Output the data below in full, byte for byte. Nothing may differ.

───── Dataset excerpts ─────

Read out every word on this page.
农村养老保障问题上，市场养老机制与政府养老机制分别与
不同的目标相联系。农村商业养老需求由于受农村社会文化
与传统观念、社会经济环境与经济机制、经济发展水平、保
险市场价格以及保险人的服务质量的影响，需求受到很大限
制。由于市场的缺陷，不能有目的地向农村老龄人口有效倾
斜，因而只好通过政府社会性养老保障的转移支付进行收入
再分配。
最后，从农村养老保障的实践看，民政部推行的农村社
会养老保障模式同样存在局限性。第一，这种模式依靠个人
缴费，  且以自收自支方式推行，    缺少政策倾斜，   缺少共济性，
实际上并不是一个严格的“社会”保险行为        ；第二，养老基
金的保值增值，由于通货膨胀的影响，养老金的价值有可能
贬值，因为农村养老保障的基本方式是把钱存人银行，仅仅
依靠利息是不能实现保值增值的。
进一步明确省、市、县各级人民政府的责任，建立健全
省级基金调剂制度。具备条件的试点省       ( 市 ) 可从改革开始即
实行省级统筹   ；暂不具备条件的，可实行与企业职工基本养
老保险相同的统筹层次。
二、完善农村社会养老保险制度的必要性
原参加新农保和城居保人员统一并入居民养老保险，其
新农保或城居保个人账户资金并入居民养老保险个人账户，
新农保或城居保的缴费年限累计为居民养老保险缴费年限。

─────

● **Answer to this exercise**:
Read out every word on this page.
农村养老保障问题上，市场养老机制与政府养老机制分别与
不同的目标相联系。农村商业养老需求由于受农村社会文化
与传统观念、社会经济环境与经济机制、经济发展水平、保
险市场价格以及保险人的服务质量的影响，需求受到很大限
制。由于市场的缺陷，不能有目的地向农村老龄人口有效倾
斜，因而只好通过政府社会性养老保障的转移支付进行收入
再分配。
最后，从农村养老保障的实践看，民政部推行的农村社
会养老保障模式同样存在局限性。第一，这种模式依靠个人
缴费，  且以自收自支方式推行，    缺少政策倾斜，   缺少共济性，
实际上并不是一个严格的“社会”保险行为        ；第二，养老基
金的保值增值，由于通货膨胀的影响，养老金的价值有可能
贬值，因为农村养老保障的基本方式是把钱存人银行，仅仅
依靠利息是不能实现保值增值的。
进一步明确省、市、县各级人民政府的责任，建立健全
省级基金调剂制度。具备条件的试点省       ( 市 ) 可从改革开始即
实行省级统筹   ；暂不具备条件的，可实行与企业职工基本养
老保险相同的统筹层次。
二、完善农村社会养老保险制度的必要性
原参加新农保和城居保人员统一并入居民养老保险，其
新农保或城居保个人账户资金并入居民养老保险个人账户，
新农保或城居保的缴费年限累计为居民养老保险缴费年限。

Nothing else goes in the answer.